[Entries from a dataset]
--------

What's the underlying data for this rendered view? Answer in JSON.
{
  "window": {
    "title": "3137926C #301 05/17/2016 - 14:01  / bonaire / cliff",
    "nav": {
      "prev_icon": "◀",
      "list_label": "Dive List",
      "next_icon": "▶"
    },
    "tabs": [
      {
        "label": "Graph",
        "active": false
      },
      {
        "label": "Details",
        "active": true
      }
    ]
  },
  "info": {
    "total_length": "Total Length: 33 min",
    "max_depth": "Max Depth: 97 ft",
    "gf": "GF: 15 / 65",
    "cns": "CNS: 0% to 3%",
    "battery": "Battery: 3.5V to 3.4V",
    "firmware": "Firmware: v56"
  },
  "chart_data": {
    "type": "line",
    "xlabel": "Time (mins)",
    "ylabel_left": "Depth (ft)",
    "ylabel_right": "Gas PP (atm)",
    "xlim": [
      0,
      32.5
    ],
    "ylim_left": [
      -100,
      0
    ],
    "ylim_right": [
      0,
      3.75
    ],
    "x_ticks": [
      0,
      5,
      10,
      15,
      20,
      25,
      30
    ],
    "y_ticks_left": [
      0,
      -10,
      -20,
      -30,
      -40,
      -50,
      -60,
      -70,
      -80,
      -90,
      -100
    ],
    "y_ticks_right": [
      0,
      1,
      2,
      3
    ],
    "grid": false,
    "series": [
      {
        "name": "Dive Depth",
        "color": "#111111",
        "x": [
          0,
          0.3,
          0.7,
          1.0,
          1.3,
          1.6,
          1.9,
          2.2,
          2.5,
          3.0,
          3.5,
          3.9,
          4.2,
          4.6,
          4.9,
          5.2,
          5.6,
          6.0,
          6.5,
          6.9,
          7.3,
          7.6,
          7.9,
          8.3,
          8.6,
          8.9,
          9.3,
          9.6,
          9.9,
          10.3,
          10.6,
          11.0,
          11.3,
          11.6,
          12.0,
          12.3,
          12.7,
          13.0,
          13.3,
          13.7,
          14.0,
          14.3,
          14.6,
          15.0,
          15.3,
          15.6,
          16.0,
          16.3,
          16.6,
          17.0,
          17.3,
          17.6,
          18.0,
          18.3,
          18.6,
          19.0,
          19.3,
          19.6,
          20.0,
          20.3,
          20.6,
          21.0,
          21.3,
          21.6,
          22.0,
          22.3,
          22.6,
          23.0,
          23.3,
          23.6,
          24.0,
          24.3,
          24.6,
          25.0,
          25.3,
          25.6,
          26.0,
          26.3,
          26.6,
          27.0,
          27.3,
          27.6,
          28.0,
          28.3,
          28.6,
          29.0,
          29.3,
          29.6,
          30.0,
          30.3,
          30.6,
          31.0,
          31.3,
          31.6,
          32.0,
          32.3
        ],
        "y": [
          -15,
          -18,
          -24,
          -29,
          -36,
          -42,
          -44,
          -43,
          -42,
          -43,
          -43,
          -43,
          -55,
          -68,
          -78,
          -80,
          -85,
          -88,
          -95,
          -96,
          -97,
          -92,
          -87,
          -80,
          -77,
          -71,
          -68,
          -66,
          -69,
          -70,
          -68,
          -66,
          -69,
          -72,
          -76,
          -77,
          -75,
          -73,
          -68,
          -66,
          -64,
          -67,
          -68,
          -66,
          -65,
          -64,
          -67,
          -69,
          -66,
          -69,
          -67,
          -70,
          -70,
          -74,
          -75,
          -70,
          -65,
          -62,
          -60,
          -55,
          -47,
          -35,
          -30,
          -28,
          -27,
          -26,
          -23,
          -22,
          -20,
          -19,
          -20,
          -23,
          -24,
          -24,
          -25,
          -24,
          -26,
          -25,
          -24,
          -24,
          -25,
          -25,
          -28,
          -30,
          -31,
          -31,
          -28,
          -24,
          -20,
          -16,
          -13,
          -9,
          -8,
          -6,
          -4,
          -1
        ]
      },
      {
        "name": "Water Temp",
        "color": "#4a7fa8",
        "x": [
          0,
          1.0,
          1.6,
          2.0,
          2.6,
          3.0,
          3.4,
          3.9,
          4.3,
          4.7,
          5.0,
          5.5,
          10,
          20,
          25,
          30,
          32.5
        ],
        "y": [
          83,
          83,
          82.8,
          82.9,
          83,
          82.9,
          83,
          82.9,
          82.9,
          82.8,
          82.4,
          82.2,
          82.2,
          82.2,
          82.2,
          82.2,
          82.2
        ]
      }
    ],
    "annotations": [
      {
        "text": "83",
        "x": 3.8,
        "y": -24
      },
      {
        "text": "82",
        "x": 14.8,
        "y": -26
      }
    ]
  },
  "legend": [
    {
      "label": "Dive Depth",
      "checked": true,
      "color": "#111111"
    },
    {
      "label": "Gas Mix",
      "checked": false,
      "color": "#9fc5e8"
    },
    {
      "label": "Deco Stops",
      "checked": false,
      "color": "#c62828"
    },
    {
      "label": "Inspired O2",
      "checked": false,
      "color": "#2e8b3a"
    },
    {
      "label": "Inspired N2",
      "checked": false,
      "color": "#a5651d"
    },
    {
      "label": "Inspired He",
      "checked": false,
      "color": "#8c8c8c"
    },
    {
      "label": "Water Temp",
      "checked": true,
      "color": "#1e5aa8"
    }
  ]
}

--------

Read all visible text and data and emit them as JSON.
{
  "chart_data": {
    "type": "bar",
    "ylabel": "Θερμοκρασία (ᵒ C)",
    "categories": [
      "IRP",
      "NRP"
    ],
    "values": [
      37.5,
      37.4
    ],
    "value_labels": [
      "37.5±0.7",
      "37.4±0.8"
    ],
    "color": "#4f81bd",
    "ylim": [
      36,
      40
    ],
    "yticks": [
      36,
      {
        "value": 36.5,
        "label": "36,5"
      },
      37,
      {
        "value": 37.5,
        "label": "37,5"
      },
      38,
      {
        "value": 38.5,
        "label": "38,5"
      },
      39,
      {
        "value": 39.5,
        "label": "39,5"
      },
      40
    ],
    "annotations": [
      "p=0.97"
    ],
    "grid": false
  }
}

--------

#### [Exercise objective]
Only the number is wanted: how many lines in the data include the string "Inspired"?

#### [The response]
3